# START OF Data for the task

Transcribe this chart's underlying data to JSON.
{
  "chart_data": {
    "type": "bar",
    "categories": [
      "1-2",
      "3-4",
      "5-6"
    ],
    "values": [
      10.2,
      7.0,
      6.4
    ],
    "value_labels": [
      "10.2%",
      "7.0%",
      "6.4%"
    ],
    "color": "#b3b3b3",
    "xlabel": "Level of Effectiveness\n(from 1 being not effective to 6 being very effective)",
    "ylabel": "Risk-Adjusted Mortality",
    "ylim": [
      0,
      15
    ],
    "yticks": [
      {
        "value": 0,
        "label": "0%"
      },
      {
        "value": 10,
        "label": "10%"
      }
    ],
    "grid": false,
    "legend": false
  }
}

# END OF Data for the task

Directions for this task:
Restate every line of the data word for word.

Reply:
Transcribe this chart's underlying data to JSON.
{
  "chart_data": {
    "type": "bar",
    "categories": [
      "1-2",
      "3-4",
      "5-6"
    ],
    "values": [
      10.2,
      7.0,
      6.4
    ],
    "value_labels": [
      "10.2%",
      "7.0%",
      "6.4%"
    ],
    "color": "#b3b3b3",
    "xlabel": "Level of Effectiveness\n(from 1 being not effective to 6 being very effective)",
    "ylabel": "Risk-Adjusted Mortality",
    "ylim": [
      0,
      15
    ],
    "yticks": [
      {
        "value": 0,
        "label": "0%"
      },
      {
        "value": 10,
        "label": "10%"
      }
    ],
    "grid": false,
    "legend": false
  }
}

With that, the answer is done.